▶ _Written problem_
Every entry needs to be reproduced exactly.

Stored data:
>> START

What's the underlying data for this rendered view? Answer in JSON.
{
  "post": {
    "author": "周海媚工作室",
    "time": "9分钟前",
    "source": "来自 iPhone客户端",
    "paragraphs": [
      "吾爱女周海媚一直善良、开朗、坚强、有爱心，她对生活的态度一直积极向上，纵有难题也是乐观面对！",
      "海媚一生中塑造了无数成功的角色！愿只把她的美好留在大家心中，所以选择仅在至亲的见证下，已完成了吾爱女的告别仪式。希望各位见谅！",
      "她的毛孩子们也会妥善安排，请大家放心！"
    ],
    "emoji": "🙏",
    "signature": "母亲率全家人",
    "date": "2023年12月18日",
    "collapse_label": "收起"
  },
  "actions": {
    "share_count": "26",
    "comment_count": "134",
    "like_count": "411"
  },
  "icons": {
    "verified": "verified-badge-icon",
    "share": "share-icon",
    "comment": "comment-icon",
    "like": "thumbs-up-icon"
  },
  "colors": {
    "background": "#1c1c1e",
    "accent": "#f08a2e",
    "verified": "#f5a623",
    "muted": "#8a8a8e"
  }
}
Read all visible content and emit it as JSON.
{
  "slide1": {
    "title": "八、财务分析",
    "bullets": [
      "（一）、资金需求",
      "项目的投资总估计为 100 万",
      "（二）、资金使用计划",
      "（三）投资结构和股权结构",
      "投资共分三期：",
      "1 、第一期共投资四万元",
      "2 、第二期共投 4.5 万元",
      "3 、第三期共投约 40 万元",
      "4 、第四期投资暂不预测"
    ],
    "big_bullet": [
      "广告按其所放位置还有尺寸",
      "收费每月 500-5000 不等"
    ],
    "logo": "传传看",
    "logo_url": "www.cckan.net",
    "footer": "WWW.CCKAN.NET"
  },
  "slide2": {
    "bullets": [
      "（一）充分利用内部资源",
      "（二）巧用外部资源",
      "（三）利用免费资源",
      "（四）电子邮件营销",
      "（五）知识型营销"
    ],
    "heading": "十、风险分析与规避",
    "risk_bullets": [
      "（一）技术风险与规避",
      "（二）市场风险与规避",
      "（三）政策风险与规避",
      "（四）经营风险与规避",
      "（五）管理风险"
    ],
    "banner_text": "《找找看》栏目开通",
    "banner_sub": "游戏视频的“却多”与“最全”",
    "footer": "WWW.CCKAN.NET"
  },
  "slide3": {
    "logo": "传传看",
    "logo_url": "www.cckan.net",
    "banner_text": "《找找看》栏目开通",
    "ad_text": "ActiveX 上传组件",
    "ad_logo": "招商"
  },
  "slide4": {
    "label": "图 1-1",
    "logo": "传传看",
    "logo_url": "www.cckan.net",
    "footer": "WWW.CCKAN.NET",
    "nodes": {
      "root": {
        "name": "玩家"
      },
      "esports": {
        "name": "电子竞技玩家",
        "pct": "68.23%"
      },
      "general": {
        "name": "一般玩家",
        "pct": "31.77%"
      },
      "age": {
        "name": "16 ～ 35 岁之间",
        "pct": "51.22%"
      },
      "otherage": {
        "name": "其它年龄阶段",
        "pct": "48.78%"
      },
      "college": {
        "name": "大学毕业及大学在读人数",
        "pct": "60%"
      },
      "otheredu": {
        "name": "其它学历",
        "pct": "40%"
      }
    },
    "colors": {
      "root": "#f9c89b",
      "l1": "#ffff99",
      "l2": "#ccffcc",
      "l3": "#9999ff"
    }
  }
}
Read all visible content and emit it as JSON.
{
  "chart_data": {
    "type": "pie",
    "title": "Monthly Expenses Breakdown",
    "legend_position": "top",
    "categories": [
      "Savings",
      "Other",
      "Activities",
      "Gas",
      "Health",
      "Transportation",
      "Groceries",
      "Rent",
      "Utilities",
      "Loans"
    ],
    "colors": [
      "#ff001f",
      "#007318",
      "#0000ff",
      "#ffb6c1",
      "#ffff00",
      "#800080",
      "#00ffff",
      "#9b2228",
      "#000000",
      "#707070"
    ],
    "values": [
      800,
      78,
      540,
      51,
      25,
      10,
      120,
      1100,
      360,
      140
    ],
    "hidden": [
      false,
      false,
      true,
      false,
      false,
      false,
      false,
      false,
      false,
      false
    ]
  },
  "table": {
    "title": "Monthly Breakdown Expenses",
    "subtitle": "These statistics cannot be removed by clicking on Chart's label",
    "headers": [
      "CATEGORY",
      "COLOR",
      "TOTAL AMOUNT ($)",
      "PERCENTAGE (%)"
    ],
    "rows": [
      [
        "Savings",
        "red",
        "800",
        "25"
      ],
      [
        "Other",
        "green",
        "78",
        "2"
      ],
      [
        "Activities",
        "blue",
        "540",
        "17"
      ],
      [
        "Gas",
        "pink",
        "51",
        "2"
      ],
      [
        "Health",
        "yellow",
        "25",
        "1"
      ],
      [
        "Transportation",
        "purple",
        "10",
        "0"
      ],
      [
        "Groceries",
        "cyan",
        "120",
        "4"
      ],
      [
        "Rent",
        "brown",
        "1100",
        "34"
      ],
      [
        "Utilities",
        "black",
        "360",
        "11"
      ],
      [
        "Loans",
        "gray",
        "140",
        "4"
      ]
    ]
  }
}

>> END

▶ _Solution_
What's the underlying data for this rendered view? Answer in JSON.
{
  "post": {
    "author": "周海媚工作室",
    "time": "9分钟前",
    "source": "来自 iPhone客户端",
    "paragraphs": [
      "吾爱女周海媚一直善良、开朗、坚强、有爱心，她对生活的态度一直积极向上，纵有难题也是乐观面对！",
      "海媚一生中塑造了无数成功的角色！愿只把她的美好留在大家心中，所以选择仅在至亲的见证下，已完成了吾爱女的告别仪式。希望各位见谅！",
      "她的毛孩子们也会妥善安排，请大家放心！"
    ],
    "emoji": "🙏",
    "signature": "母亲率全家人",
    "date": "2023年12月18日",
    "collapse_label": "收起"
  },
  "actions": {
    "share_count": "26",
    "comment_count": "134",
    "like_count": "411"
  },
  "icons": {
    "verified": "verified-badge-icon",
    "share": "share-icon",
    "comment": "comment-icon",
    "like": "thumbs-up-icon"
  },
  "colors": {
    "background": "#1c1c1e",
    "accent": "#f08a2e",
    "verified": "#f5a623",
    "muted": "#8a8a8e"
  }
}
Read all visible content and emit it as JSON.
{
  "slide1": {
    "title": "八、财务分析",
    "bullets": [
      "（一）、资金需求",
      "项目的投资总估计为 100 万",
      "（二）、资金使用计划",
      "（三）投资结构和股权结构",
      "投资共分三期：",
      "1 、第一期共投资四万元",
      "2 、第二期共投 4.5 万元",
      "3 、第三期共投约 40 万元",
      "4 、第四期投资暂不预测"
    ],
    "big_bullet": [
      "广告按其所放位置还有尺寸",
      "收费每月 500-5000 不等"
    ],
    "logo": "传传看",
    "logo_url": "www.cckan.net",
    "footer": "WWW.CCKAN.NET"
  },
  "slide2": {
    "bullets": [
      "（一）充分利用内部资源",
      "（二）巧用外部资源",
      "（三）利用免费资源",
      "（四）电子邮件营销",
      "（五）知识型营销"
    ],
    "heading": "十、风险分析与规避",
    "risk_bullets": [
      "（一）技术风险与规避",
      "（二）市场风险与规避",
      "（三）政策风险与规避",
      "（四）经营风险与规避",
      "（五）管理风险"
    ],
    "banner_text": "《找找看》栏目开通",
    "banner_sub": "游戏视频的“却多”与“最全”",
    "footer": "WWW.CCKAN.NET"
  },
  "slide3": {
    "logo": "传传看",
    "logo_url": "www.cckan.net",
    "banner_text": "《找找看》栏目开通",
    "ad_text": "ActiveX 上传组件",
    "ad_logo": "招商"
  },
  "slide4": {
    "label": "图 1-1",
    "logo": "传传看",
    "logo_url": "www.cckan.net",
    "footer": "WWW.CCKAN.NET",
    "nodes": {
      "root": {
        "name": "玩家"
      },
      "esports": {
        "name": "电子竞技玩家",
        "pct": "68.23%"
      },
      "general": {
        "name": "一般玩家",
        "pct": "31.77%"
      },
      "age": {
        "name": "16 ～ 35 岁之间",
        "pct": "51.22%"
      },
      "otherage": {
        "name": "其它年龄阶段",
        "pct": "48.78%"
      },
      "college": {
        "name": "大学毕业及大学在读人数",
        "pct": "60%"
      },
      "otheredu": {
        "name": "其它学历",
        "pct": "40%"
      }
    },
    "colors": {
      "root": "#f9c89b",
      "l1": "#ffff99",
      "l2": "#ccffcc",
      "l3": "#9999ff"
    }
  }
}
Read all visible content and emit it as JSON.
{
  "chart_data": {
    "type": "pie",
    "title": "Monthly Expenses Breakdown",
    "legend_position": "top",
    "categories": [
      "Savings",
      "Other",
      "Activities",
      "Gas",
      "Health",
      "Transportation",
      "Groceries",
      "Rent",
      "Utilities",
      "Loans"
    ],
    "colors": [
      "#ff001f",
      "#007318",
      "#0000ff",
      "#ffb6c1",
      "#ffff00",
      "#800080",
      "#00ffff",
      "#9b2228",
      "#000000",
      "#707070"
    ],
    "values": [
      800,
      78,
      540,
      51,
      25,
      10,
      120,
      1100,
      360,
      140
    ],
    "hidden": [
      false,
      false,
      true,
      false,
      false,
      false,
      false,
      false,
      false,
      false
    ]
  },
  "table": {
    "title": "Monthly Breakdown Expenses",
    "subtitle": "These statistics cannot be removed by clicking on Chart's label",
    "headers": [
      "CATEGORY",
      "COLOR",
      "TOTAL AMOUNT ($)",
      "PERCENTAGE (%)"
    ],
    "rows": [
      [
        "Savings",
        "red",
        "800",
        "25"
      ],
      [
        "Other",
        "green",
        "78",
        "2"
      ],
      [
        "Activities",
        "blue",
        "540",
        "17"
      ],
      [
        "Gas",
        "pink",
        "51",
        "2"
      ],
      [
        "Health",
        "yellow",
        "25",
        "1"
      ],
      [
        "Transportation",
        "purple",
        "10",
        "0"
      ],
      [
        "Groceries",
        "cyan",
        "120",
        "4"
      ],
      [
        "Rent",
        "brown",
        "1100",
        "34"
      ],
      [
        "Utilities",
        "black",
        "360",
        "11"
      ],
      [
        "Loans",
        "gray",
        "140",
        "4"
      ]
    ]
  }
}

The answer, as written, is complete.